> [Task set]:
a: According to the Robin Sylvester article, in what year did Sylvester replace Wasserman in RatDog?
b: Reproduce the stretch of the Robin Sylvester article from "It was a great" through "like Keith Moon.", substituting "bar" for "pub".

> [Passage to read]:
==========

Robin Sylvester teaches an old RatDog new tricks
by Adam Perry
RatDog was founded by singer-guitarist Bob Weir and stand-up bassist Rob Wasserman in the early ’90s and then cemented into Weir’s main working band when his Grateful Dead partner Jerry Garcia died in 1995. Most musicians who’ve come through the jam-rock scene over the years have been Bay Area stalwarts (from the late Vince Welnick of The Tubes and The Dead to Jay Lane of Les Claypool fame), but not nearly enough has been said about Robin Sylvester, a London-born multi-talented musician who replaced Wasserman in RatDog in 2003 and was actually an assistant engineer at Abbey Road Studios when The Beatles were recording there.
As a young drummer in San Francisco, I played a few benefit concerts with Sylvester. Our connection has been sporadic but sustained ever since, and in advance of RatDog’s performance at Chautauqua Auditorium this weekend, we talked a little about his amazing career.
Boulder Weekly: I want to know all about your experiences in the English rock scene as a young man and how you ended up in America. What bassists did you look up to as a kid and what were your first experiences as a touring musician like?
Robin Sylvester: As I grew up in north London in the ’60s, I was basically just waiting for the next Beatles record to come out, listening to R&B imports and greater British pop between. So the obvious bass influences would be McCartney, Duck Dunn and James Jamerson. Other big faves would include Rick Danko of The Band and Brian Wilson of The Beach Boys.
As a sound engineer, I heard good musicians every day throughout the first half of the ’70s. I started in 1969, at the peak of the “blues boom” over there, and watched things morph into prog-rock, roots-folk, singer-songwriter self-indulgence and more. The major labels all had budget lines and a lot of my clients were on such labels. Consequently, I had some early experiences re-mixing in their big studios, including the famous Abbey Road.
It was a great time. Those experiences to which you allude would fill a book. I look back at one period when I was working a lot at Trident Studios when Elton John and David Bowie were fighting for available time and Queen were waiting in the pub for everyone else to finish. Actually, they weren’t drinking much… but everybody else was! It could be downright dangerous to run into certain parties, like Keith Moon.
I started playing again around ’74, ending up with Dana Gillespie, singer with Bowie’s management, and visiting the States with her.

==========

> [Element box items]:

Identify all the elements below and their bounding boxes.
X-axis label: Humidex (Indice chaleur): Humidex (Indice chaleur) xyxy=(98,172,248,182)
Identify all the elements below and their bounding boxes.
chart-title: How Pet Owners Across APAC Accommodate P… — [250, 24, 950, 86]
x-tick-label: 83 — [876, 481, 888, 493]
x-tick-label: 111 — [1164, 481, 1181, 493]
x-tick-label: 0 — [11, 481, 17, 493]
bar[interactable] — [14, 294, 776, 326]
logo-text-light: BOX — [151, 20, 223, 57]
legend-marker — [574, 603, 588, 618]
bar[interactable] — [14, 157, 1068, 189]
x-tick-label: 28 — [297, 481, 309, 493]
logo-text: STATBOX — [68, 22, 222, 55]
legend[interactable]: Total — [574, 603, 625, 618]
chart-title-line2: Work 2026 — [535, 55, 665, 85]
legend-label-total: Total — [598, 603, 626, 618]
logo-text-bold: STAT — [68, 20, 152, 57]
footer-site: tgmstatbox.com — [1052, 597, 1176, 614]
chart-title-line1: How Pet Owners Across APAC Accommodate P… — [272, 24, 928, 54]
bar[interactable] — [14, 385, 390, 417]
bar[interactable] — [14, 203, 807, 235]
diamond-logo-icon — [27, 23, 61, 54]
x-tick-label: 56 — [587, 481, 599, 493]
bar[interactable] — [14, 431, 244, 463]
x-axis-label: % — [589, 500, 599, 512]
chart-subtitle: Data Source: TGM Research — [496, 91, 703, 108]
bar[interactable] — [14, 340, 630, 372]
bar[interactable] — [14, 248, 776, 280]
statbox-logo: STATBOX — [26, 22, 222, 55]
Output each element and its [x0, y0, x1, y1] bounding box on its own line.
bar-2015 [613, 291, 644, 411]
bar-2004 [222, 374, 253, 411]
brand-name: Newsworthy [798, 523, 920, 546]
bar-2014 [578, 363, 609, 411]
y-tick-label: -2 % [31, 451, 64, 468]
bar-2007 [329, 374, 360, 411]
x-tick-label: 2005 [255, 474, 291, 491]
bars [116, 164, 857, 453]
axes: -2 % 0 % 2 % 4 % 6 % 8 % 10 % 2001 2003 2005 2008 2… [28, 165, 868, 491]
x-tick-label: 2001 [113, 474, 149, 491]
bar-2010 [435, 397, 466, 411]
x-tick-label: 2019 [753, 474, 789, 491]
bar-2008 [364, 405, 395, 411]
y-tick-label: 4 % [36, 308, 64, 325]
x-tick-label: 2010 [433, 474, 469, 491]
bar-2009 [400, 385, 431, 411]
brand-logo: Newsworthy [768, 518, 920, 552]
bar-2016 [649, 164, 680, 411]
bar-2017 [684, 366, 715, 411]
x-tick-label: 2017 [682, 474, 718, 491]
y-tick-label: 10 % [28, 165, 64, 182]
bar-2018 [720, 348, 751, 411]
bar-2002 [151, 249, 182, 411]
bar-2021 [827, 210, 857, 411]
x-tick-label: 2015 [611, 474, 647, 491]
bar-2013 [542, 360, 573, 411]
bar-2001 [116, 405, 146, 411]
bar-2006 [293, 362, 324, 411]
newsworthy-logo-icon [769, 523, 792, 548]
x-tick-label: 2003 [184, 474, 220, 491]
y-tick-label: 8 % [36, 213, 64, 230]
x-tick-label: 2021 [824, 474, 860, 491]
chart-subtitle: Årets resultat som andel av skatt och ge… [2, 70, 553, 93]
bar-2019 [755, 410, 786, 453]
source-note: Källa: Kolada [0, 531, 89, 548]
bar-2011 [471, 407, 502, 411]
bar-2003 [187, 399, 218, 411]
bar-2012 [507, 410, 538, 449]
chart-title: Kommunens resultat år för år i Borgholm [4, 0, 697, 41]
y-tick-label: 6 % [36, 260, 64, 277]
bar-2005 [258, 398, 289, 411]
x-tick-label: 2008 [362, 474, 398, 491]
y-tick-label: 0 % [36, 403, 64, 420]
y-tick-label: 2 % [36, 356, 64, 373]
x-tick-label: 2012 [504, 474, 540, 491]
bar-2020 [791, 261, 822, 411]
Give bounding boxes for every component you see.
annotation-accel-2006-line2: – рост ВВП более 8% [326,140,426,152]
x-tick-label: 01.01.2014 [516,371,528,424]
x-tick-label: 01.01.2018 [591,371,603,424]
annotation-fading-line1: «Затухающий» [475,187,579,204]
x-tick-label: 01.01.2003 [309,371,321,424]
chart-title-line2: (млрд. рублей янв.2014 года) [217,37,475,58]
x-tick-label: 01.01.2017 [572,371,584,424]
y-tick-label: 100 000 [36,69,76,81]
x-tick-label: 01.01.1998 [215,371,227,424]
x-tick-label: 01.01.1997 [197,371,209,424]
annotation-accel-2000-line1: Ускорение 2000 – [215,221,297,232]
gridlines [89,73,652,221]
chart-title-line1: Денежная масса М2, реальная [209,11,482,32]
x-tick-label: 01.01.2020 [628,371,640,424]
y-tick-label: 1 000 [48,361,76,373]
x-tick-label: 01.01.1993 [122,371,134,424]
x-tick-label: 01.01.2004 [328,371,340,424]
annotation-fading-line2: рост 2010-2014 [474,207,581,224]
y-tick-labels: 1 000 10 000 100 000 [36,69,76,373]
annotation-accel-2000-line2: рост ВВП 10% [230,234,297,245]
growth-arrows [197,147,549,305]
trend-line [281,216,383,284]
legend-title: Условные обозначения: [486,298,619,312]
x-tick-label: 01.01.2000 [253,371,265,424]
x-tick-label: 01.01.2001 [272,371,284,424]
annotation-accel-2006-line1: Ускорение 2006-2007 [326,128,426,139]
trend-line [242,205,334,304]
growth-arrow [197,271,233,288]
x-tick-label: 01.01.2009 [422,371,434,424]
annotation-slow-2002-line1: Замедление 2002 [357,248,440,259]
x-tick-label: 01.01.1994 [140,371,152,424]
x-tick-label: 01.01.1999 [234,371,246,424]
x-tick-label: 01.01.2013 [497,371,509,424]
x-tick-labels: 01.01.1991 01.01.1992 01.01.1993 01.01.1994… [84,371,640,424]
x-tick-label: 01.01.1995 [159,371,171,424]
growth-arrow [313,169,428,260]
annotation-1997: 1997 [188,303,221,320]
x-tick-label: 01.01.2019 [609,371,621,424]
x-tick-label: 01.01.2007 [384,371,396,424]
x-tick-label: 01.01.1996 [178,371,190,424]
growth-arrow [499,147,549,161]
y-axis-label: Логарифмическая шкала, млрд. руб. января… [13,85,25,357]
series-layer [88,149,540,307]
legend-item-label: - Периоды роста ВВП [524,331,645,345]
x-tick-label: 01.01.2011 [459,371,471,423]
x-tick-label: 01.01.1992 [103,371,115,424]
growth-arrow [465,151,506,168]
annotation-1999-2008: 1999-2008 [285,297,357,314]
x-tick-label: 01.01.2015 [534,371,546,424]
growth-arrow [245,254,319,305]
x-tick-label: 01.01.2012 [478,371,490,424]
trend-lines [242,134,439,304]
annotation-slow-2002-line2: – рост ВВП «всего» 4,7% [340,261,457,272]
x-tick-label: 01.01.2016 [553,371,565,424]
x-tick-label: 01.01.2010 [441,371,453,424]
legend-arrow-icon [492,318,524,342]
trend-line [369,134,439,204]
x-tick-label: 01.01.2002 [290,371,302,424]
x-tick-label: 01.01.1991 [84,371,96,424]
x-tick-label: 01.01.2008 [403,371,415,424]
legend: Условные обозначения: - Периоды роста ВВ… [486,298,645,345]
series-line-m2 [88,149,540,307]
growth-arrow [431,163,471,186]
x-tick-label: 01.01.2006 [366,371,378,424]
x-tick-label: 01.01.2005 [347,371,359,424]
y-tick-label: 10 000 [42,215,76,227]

==========

> [Written answers]:
a: 2003

b:
It was a great time. Those experiences to which you allude would fill a book. I look back at one period when I was working a lot at Trident Studios when Elton John and David Bowie were fighting for available time and Queen were waiting in the bar for everyone else to finish. Actually, they weren’t drinking much… but everybody else was! It could be downright dangerous to run into certain parties, like Keith Moon.